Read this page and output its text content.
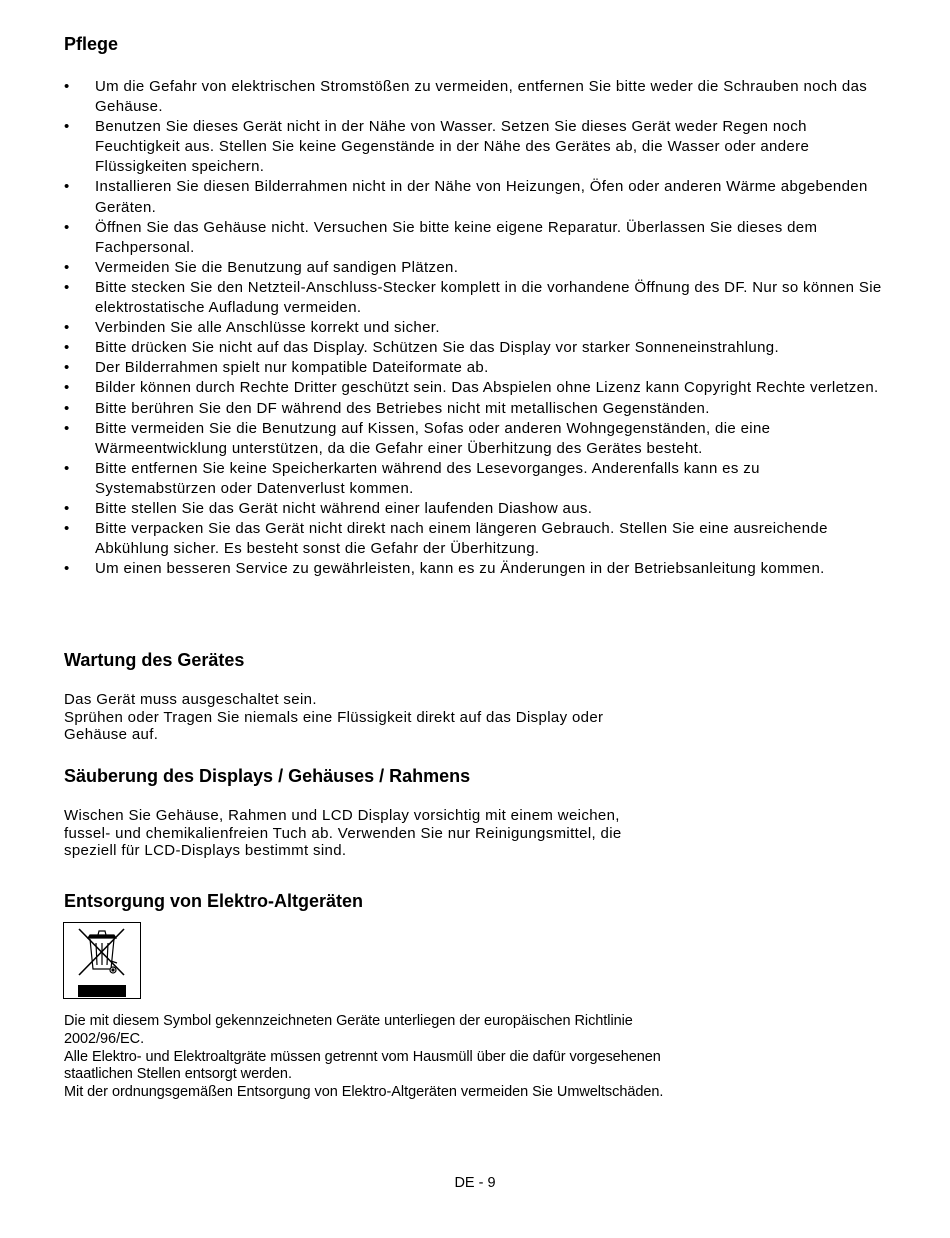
Pflege
• Um die Gefahr von elektrischen Stromstößen zu vermeiden, entfernen Sie bitte weder die Schrauben noch das Gehäuse.
• Benutzen Sie dieses Gerät nicht in der Nähe von Wasser. Setzen Sie dieses Gerät weder Regen noch Feuchtigkeit aus. Stellen Sie keine Gegenstände in der Nähe des Gerätes ab, die Wasser oder andere Flüssigkeiten speichern.
• Installieren Sie diesen Bilderrahmen nicht in der Nähe von Heizungen, Öfen oder anderen Wärme abgebenden Geräten.
• Öffnen Sie das Gehäuse nicht. Versuchen Sie bitte keine eigene Reparatur. Überlassen Sie dieses dem Fachpersonal.
• Vermeiden Sie die Benutzung auf sandigen Plätzen.
• Bitte stecken Sie den Netzteil-Anschluss-Stecker komplett in die vorhandene Öffnung des DF. Nur so können Sie elektrostatische Aufladung vermeiden.
• Verbinden Sie alle Anschlüsse korrekt und sicher.
• Bitte drücken Sie nicht auf das Display. Schützen Sie das Display vor starker Sonneneinstrahlung.
• Der Bilderrahmen spielt nur kompatible Dateiformate ab.
• Bilder können durch Rechte Dritter geschützt sein. Das Abspielen ohne Lizenz kann Copyright Rechte verletzen.
• Bitte berühren Sie den DF während des Betriebes nicht mit metallischen Gegenständen.
• Bitte vermeiden Sie die Benutzung auf Kissen, Sofas oder anderen Wohngegenständen, die eine Wärmeentwicklung unterstützen, da die Gefahr einer Überhitzung des Gerätes besteht.
• Bitte entfernen Sie keine Speicherkarten während des Lesevorganges. Anderenfalls kann es zu Systemabstürzen oder Datenverlust kommen.
• Bitte stellen Sie das Gerät nicht während einer laufenden Diashow aus.
• Bitte verpacken Sie das Gerät nicht direkt nach einem längeren Gebrauch. Stellen Sie eine ausreichende Abkühlung sicher. Es besteht sonst die Gefahr der Überhitzung.
• Um einen besseren Service zu gewährleisten, kann es zu Änderungen in der Betriebsanleitung kommen.
Wartung des Gerätes

Das Gerät muss ausgeschaltet sein.

Sprühen oder Tragen Sie niemals eine Flüssigkeit direkt auf das Display oder

Gehäuse auf.

Säuberung des Displays / Gehäuses / Rahmens

Wischen Sie Gehäuse, Rahmen und LCD Display vorsichtig mit einem weichen,

fussel- und chemikalienfreien Tuch ab. Verwenden Sie nur Reinigungsmittel, die

speziell für LCD-Displays bestimmt sind.

Entsorgung von Elektro-Altgeräten

Die mit diesem Symbol gekennzeichneten Geräte unterliegen der europäischen Richtlinie

2002/96/EC.

Alle Elektro- und Elektroaltgräte müssen getrennt vom Hausmüll über die dafür vorgesehenen

staatlichen Stellen entsorgt werden.

Mit der ordnungsgemäßen Entsorgung von Elektro-Altgeräten vermeiden Sie Umweltschäden.

DE - 9
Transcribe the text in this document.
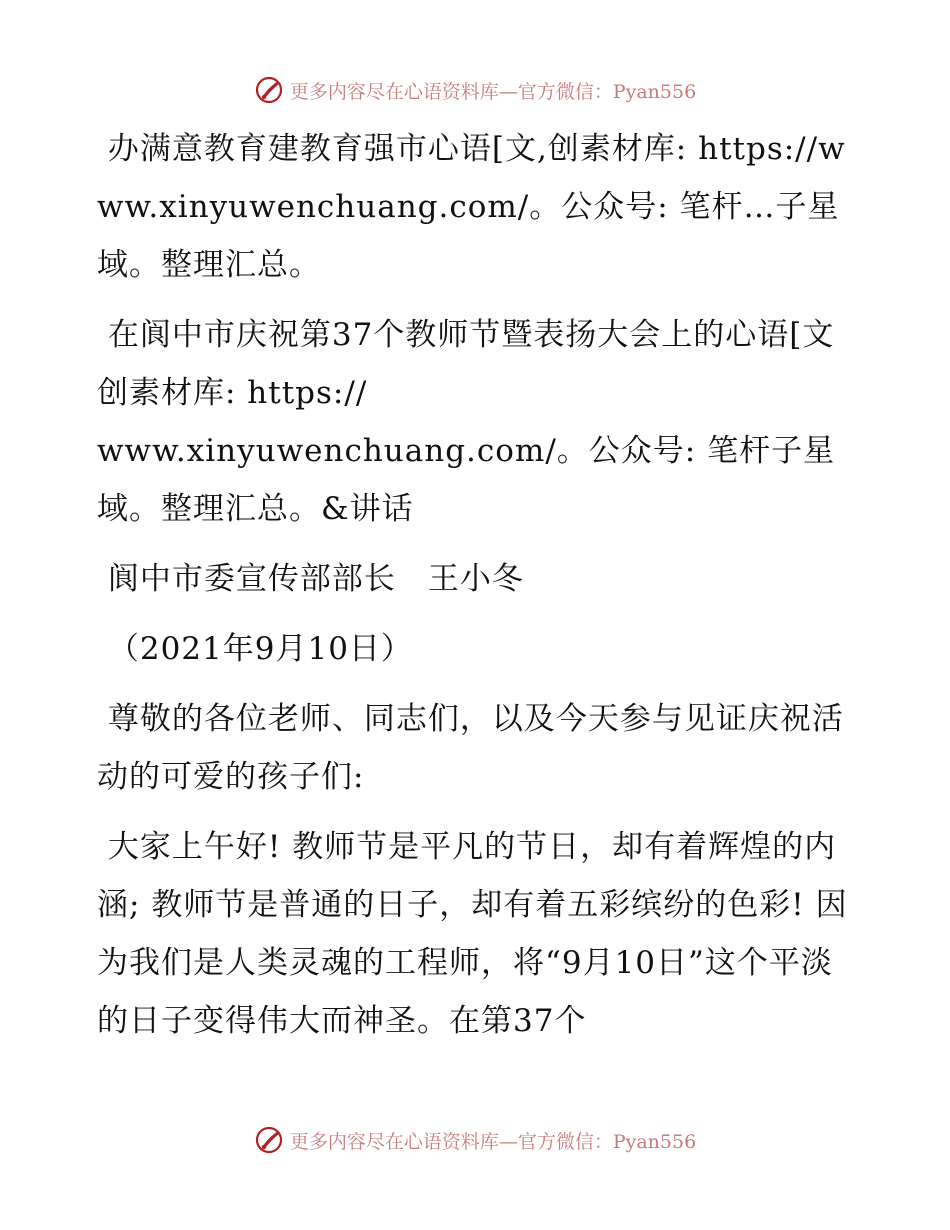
更多内容尽在心语资料库—官方微信：Pyan556

办满意教育建教育强市心语[文,创素材库: https://www.xinyuwenchuang.com/。公众号: 笔杆…子星域。整理汇总。

在阆中市庆祝第37个教师节暨表扬大会上的心语[文创素材库: https://
www.xinyuwenchuang.com/。公众号: 笔杆子星域。整理汇总。&讲话

阆中市委宣传部部长　王小冬

（2021年9月10日）

尊敬的各位老师、同志们，以及今天参与见证庆祝活动的可爱的孩子们:

大家上午好! 教师节是平凡的节日，却有着辉煌的内涵; 教师节是普通的日子，却有着五彩缤纷的色彩! 因为我们是人类灵魂的工程师，将“9月10日”这个平淡的日子变得伟大而神圣。在第37个

更多内容尽在心语资料库—官方微信：Pyan556
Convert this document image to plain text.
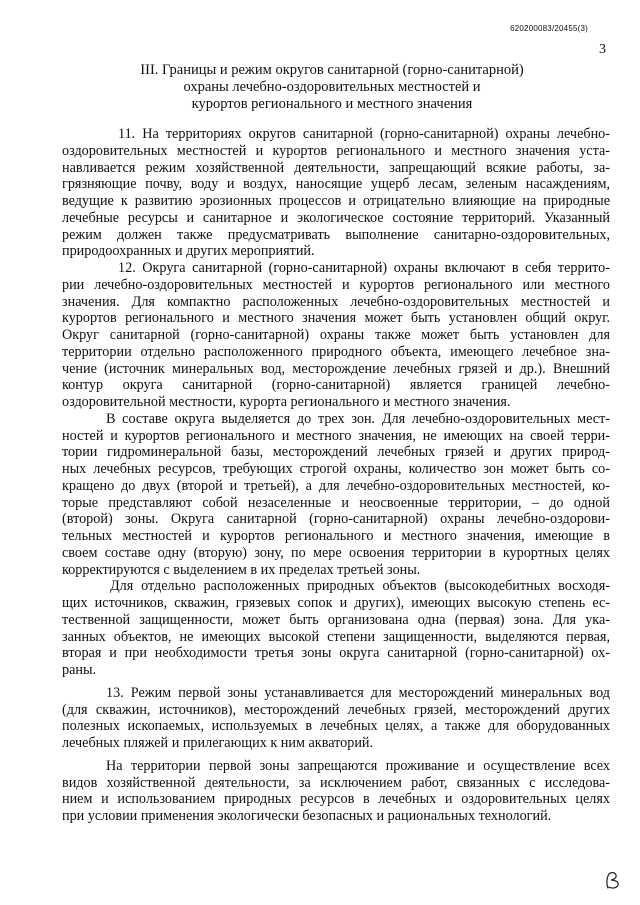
620200083/20455(3)
3
III. Границы и режим округов санитарной (горно-санитарной)
охраны лечебно-оздоровительных местностей и
курортов регионального и местного значения
11. На территориях округов санитарной (горно-санитарной) охраны лечебно-
оздоровительных местностей и курортов регионального и местного значения уста-
навливается режим хозяйственной деятельности, запрещающий всякие работы, за-
грязняющие почву, воду и воздух, наносящие ущерб лесам, зеленым насаждениям,
ведущие к развитию эрозионных процессов и отрицательно влияющие на природные
лечебные ресурсы и санитарное и экологическое состояние территорий. Указанный
режим должен также предусматривать выполнение санитарно-оздоровительных,
природоохранных и других мероприятий.
12. Округа санитарной (горно-санитарной) охраны включают в себя террито-
рии лечебно-оздоровительных местностей и курортов регионального или местного
значения. Для компактно расположенных лечебно-оздоровительных местностей и
курортов регионального и местного значения может быть установлен общий округ.
Округ санитарной (горно-санитарной) охраны также может быть установлен для
территории отдельно расположенного природного объекта, имеющего лечебное зна-
чение (источник минеральных вод, месторождение лечебных грязей и др.). Внешний
контур округа санитарной (горно-санитарной) является границей лечебно-
оздоровительной местности, курорта регионального и местного значения.
В составе округа выделяется до трех зон. Для лечебно-оздоровительных мест-
ностей и курортов регионального и местного значения, не имеющих на своей терри-
тории гидроминеральной базы, месторождений лечебных грязей и других природ-
ных лечебных ресурсов, требующих строгой охраны, количество зон может быть со-
кращено до двух (второй и третьей), а для лечебно-оздоровительных местностей, ко-
торые представляют собой незаселенные и неосвоенные территории, – до одной
(второй) зоны. Округа санитарной (горно-санитарной) охраны лечебно-оздорови-
тельных местностей и курортов регионального и местного значения, имеющие в
своем составе одну (вторую) зону, по мере освоения территории в курортных целях
корректируются с выделением в их пределах третьей зоны.
Для отдельно расположенных природных объектов (высокодебитных восходя-
щих источников, скважин, грязевых сопок и других), имеющих высокую степень ес-
тественной защищенности, может быть организована одна (первая) зона. Для ука-
занных объектов, не имеющих высокой степени защищенности, выделяются первая,
вторая и при необходимости третья зоны округа санитарной (горно-санитарной) ох-
раны.
13. Режим первой зоны устанавливается для месторождений минеральных вод
(для скважин, источников), месторождений лечебных грязей, месторождений других
полезных ископаемых, используемых в лечебных целях, а также для оборудованных
лечебных пляжей и прилегающих к ним акваторий.
На территории первой зоны запрещаются проживание и осуществление всех
видов хозяйственной деятельности, за исключением работ, связанных с исследова-
нием и использованием природных ресурсов в лечебных и оздоровительных целях
при условии применения экологически безопасных и рациональных технологий.
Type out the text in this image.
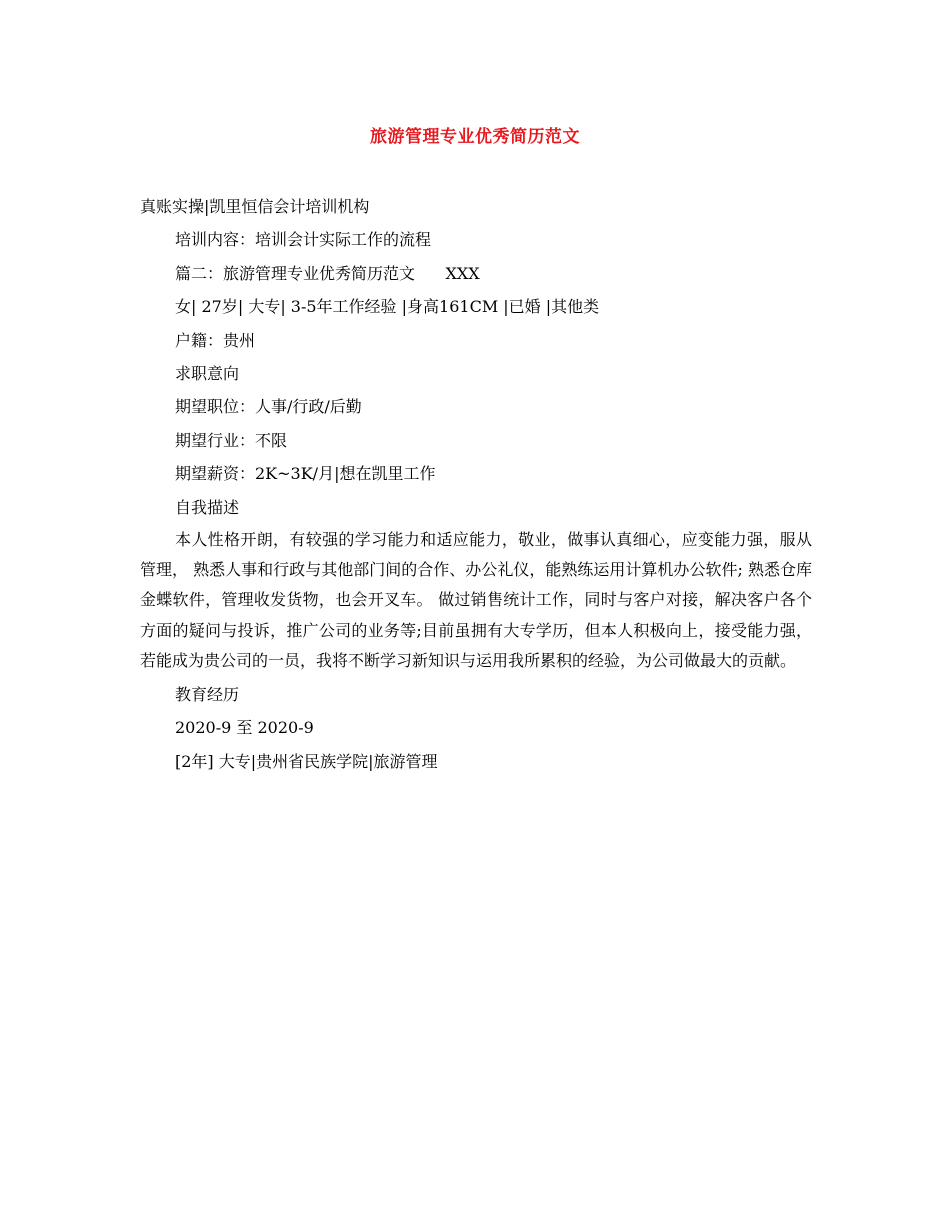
旅游管理专业优秀简历范文
真账实操|凯里恒信会计培训机构
培训内容：培训会计实际工作的流程
篇二：旅游管理专业优秀简历范文      XXX
女| 27岁| 大专| 3-5年工作经验 |身高161CM |已婚 |其他类
户籍：贵州
求职意向
期望职位：人事/行政/后勤
期望行业：不限
期望薪资：2K~3K/月|想在凯里工作
自我描述
本人性格开朗，有较强的学习能力和适应能力，敬业，做事认真细心，应变能力强，服从管理， 熟悉人事和行政与其他部门间的合作、办公礼仪，能熟练运用计算机办公软件; 熟悉仓库金蝶软件，管理收发货物，也会开叉车。 做过销售统计工作，同时与客户对接，解决客户各个方面的疑问与投诉，推广公司的业务等;目前虽拥有大专学历，但本人积极向上，接受能力强，若能成为贵公司的一员，我将不断学习新知识与运用我所累积的经验，为公司做最大的贡献。
教育经历
2020-9 至 2020-9
[2年] 大专|贵州省民族学院|旅游管理
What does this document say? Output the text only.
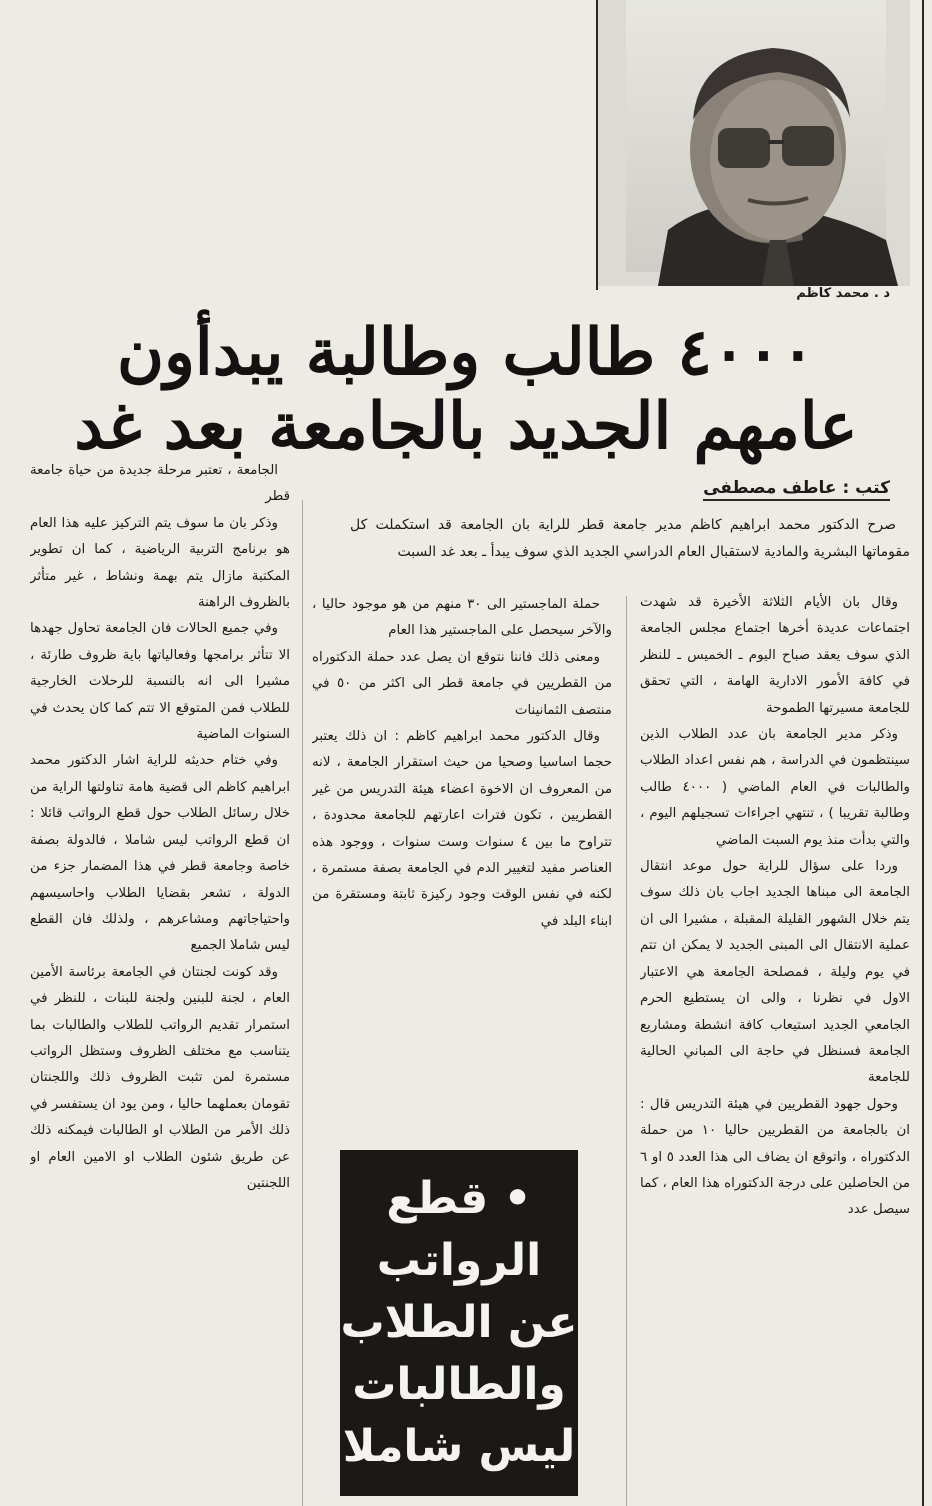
د . محمد كاظم
٤٠٠٠ طالب وطالبة يبدأون
عامهم الجديد بالجامعة بعد غد
كتب : عاطف مصطفى

صرح الدكتور محمد ابراهيم كاظم مدير جامعة قطر للراية بان الجامعة قد استكملت كل مقوماتها البشرية والمادية لاستقبال العام الدراسي الجديد الذي سوف يبدأ ـ بعد غد السبت

وقال بان الأيام الثلاثة الأخيرة قد شهدت اجتماعات عديدة أخرها اجتماع مجلس الجامعة الذي سوف يعقد صباح اليوم ـ الخميس ـ للنظر في كافة الأمور الادارية الهامة ، التي تحقق للجامعة مسيرتها الطموحة

وذكر مدير الجامعة بان عدد الطلاب الذين سينتظمون في الدراسة ، هم نفس اعداد الطلاب والطالبات في العام الماضي ( ٤٠٠٠ طالب وطالبة تقريبا ) ، تنتهي اجراءات تسجيلهم اليوم ، والتي بدأت منذ يوم السبت الماضي

وردا على سؤال للراية حول موعد انتقال الجامعة الى مبناها الجديد اجاب بان ذلك سوف يتم خلال الشهور القليلة المقبلة ، مشيرا الى ان عملية الانتقال الى المبنى الجديد لا يمكن ان تتم في يوم وليلة ، فمصلحة الجامعة هي الاعتبار الاول في نظرنا ، والى ان يستطيع الحرم الجامعي الجديد استيعاب كافة انشطة ومشاريع الجامعة فسنظل في حاجة الى المباني الحالية للجامعة

وحول جهود القطريين في هيئة التدريس قال : ان بالجامعة من القطريين حاليا ١٠ من حملة الدكتوراه ، واتوقع ان يضاف الى هذا العدد ٥ او ٦ من الحاصلين على درجة الدكتوراه هذا العام ، كما سيصل عدد

حملة الماجستير الى ٣٠ منهم من هو موجود حاليا ، والآخر سيحصل على الماجستير هذا العام

ومعنى ذلك فاننا نتوقع ان يصل عدد حملة الدكتوراه من القطريين في جامعة قطر الى اكثر من ٥٠ في منتصف الثمانينات

وقال الدكتور محمد ابراهيم كاظم : ان ذلك يعتبر حجما اساسيا وصحيا من حيث استقرار الجامعة ، لانه من المعروف ان الاخوة اعضاء هيئة التدريس من غير القطريين ، تكون فترات اعارتهم للجامعة محدودة ، تتراوح ما بين ٤ سنوات وست سنوات ، ووجود هذه العناصر مفيد لتغيير الدم في الجامعة بصفة مستمرة ، لكنه في نفس الوقت وجود ركيزة ثابتة ومستقرة من ابناء البلد في

• قطع
الرواتب
عن الطلاب
والطالبات
ليس شاملا

الجامعة ، تعتبر مرحلة جديدة من حياة جامعة قطر

وذكر بان ما سوف يتم التركيز عليه هذا العام هو برنامج التربية الرياضية ، كما ان تطوير المكتبة مازال يتم بهمة ونشاط ، غير متأثر بالظروف الراهنة

وفي جميع الحالات فان الجامعة تحاول جهدها الا تتأثر برامجها وفعالياتها باية ظروف طارئة ، مشيرا الى انه بالنسبة للرحلات الخارجية للطلاب فمن المتوقع الا تتم كما كان يحدث في السنوات الماضية

وفي ختام حديثه للراية اشار الدكتور محمد ابراهيم كاظم الى قضية هامة تناولتها الراية من خلال رسائل الطلاب حول قطع الرواتب قائلا : ان قطع الرواتب ليس شاملا ، فالدولة بصفة خاصة وجامعة قطر في هذا المضمار جزء من الدولة ، تشعر بقضايا الطلاب واحاسيسهم واحتياجاتهم ومشاعرهم ، ولذلك فان القطع ليس شاملا الجميع

وقد كونت لجنتان في الجامعة برئاسة الأمين العام ، لجنة للبنين ولجنة للبنات ، للنظر في استمرار تقديم الرواتب للطلاب والطالبات بما يتناسب مع مختلف الظروف وستظل الرواتب مستمرة لمن تثبت الظروف ذلك واللجنتان تقومان بعملهما حاليا ، ومن يود ان يستفسر في ذلك الأمر من الطلاب او الطالبات فيمكنه ذلك عن طريق شئون الطلاب او الامين العام او اللجنتين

STATED EXERCISE: Scan the entries above for the word "dieses" and collect each line holding it.

THE COMPLETED TASK:
• Benutzen Sie dieses Gerät nicht in der Nähe von Wasser. Setzen Sie dieses Gerät weder Regen noch Feuchtigkeit aus. Stellen Sie keine Gegenstände in der Nähe des Gerätes ab, die Wasser oder andere Flüssigkeiten speichern.
• Öffnen Sie das Gehäuse nicht. Versuchen Sie bitte keine eigene Reparatur. Überlassen Sie dieses dem Fachpersonal.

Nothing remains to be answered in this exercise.